* _Task inputs_
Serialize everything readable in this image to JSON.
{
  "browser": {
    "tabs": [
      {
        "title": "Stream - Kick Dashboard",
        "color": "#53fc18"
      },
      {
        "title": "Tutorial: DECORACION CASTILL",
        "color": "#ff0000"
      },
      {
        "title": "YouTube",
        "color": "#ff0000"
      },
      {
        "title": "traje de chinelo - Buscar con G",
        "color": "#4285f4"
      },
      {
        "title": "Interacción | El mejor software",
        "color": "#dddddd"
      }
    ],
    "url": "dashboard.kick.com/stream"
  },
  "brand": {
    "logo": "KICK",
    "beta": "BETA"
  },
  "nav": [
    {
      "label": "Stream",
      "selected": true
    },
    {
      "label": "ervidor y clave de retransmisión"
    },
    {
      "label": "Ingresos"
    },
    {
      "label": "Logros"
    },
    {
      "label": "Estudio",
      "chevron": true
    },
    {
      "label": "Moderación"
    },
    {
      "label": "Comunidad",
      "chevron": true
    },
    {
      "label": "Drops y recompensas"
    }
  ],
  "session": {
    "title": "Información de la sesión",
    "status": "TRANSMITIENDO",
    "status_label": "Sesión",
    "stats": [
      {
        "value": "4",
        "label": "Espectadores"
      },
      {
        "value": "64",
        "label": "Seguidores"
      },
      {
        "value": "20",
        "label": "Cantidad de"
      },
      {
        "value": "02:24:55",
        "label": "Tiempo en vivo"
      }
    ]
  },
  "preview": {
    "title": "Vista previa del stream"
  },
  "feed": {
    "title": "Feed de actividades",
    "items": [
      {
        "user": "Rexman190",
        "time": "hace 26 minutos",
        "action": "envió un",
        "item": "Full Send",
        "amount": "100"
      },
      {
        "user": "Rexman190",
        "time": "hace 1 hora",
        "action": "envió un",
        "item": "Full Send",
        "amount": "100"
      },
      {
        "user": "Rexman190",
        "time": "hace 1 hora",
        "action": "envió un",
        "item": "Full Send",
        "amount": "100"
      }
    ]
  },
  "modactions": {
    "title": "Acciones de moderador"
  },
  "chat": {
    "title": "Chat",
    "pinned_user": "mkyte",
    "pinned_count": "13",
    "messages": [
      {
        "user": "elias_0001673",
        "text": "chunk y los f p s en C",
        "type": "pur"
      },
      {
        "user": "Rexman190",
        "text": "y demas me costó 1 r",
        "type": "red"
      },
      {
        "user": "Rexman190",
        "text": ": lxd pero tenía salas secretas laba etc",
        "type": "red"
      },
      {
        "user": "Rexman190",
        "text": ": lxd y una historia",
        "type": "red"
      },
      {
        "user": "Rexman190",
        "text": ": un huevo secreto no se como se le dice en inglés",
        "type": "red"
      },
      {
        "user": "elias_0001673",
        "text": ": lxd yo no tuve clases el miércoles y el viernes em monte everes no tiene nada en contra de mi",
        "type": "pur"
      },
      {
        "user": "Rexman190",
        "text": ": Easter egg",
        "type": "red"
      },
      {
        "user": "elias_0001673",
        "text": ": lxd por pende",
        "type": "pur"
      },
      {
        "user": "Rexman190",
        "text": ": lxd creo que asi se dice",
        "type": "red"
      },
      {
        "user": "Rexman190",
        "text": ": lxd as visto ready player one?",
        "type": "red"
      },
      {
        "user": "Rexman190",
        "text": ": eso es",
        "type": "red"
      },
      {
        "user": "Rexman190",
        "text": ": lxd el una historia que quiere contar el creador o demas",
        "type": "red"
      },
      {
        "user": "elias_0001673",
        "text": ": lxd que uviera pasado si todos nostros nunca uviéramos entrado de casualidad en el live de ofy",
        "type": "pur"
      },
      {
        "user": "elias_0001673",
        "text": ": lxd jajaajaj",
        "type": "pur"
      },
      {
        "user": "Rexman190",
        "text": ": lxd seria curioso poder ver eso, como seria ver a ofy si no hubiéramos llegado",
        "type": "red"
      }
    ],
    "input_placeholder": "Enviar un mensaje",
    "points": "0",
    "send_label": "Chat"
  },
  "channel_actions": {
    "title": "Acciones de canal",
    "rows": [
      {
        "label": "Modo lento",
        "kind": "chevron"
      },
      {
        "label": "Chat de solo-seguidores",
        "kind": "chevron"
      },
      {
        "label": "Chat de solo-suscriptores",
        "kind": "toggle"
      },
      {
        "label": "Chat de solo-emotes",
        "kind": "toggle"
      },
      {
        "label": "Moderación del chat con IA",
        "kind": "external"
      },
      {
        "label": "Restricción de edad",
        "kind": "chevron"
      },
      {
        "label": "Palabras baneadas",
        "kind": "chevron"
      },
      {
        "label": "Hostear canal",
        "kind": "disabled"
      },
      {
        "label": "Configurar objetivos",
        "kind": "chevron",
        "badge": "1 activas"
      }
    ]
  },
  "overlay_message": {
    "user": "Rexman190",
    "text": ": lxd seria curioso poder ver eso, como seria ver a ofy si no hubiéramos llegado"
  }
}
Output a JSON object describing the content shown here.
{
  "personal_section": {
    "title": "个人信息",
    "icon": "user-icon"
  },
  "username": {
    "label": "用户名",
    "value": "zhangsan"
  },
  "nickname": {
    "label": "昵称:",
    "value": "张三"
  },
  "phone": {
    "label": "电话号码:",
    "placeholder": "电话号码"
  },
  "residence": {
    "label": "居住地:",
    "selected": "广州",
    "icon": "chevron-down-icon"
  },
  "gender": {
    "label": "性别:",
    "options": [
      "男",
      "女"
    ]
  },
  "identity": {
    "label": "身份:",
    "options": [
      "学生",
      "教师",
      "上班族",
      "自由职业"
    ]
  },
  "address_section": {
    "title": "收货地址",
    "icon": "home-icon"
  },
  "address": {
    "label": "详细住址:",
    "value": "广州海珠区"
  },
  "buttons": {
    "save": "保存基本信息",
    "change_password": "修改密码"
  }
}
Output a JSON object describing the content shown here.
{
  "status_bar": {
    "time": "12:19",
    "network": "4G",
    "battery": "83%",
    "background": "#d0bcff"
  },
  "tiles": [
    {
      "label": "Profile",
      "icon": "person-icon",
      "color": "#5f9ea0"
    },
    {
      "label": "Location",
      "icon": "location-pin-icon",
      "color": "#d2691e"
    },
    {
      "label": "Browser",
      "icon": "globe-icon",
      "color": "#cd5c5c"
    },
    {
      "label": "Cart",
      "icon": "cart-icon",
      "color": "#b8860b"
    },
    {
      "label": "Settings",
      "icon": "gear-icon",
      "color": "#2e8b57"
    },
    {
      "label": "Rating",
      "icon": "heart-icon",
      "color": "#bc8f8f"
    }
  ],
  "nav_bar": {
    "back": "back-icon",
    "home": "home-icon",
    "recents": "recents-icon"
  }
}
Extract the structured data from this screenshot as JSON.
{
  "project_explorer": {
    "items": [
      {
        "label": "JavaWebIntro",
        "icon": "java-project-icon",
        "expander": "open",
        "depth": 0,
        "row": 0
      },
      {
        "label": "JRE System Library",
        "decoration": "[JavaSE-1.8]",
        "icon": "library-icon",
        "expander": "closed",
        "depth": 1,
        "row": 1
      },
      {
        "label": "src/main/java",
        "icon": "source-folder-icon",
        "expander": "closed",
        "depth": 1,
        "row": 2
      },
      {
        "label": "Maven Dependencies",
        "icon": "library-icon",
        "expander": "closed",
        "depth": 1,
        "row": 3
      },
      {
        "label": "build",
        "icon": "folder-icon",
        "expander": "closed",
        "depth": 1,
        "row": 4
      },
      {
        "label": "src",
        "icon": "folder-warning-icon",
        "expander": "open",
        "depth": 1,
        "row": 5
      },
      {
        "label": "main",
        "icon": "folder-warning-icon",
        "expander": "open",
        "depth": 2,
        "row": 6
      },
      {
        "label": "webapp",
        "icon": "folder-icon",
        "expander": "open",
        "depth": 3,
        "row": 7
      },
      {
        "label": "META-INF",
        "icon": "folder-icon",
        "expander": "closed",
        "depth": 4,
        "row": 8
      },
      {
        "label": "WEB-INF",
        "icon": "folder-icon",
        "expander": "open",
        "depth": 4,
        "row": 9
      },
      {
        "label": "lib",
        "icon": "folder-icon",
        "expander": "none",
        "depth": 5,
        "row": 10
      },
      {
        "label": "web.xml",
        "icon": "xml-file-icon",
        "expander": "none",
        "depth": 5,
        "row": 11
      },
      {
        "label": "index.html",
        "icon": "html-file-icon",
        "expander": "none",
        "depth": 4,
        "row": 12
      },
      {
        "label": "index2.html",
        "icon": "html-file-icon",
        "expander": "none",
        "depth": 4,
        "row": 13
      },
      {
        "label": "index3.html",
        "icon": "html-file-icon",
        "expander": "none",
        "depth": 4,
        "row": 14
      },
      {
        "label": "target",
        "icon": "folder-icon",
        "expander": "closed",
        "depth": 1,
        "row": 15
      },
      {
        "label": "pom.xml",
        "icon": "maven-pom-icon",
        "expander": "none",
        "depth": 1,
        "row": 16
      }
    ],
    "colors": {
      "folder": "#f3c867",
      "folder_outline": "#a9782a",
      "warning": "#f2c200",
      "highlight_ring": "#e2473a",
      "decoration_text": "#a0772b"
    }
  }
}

* _Request_
Scan the records for the string "solo". Copy each line in which it appears.

* _The result_
        "label": "Chat de solo-seguidores",
        "label": "Chat de solo-suscriptores",
        "label": "Chat de solo-emotes",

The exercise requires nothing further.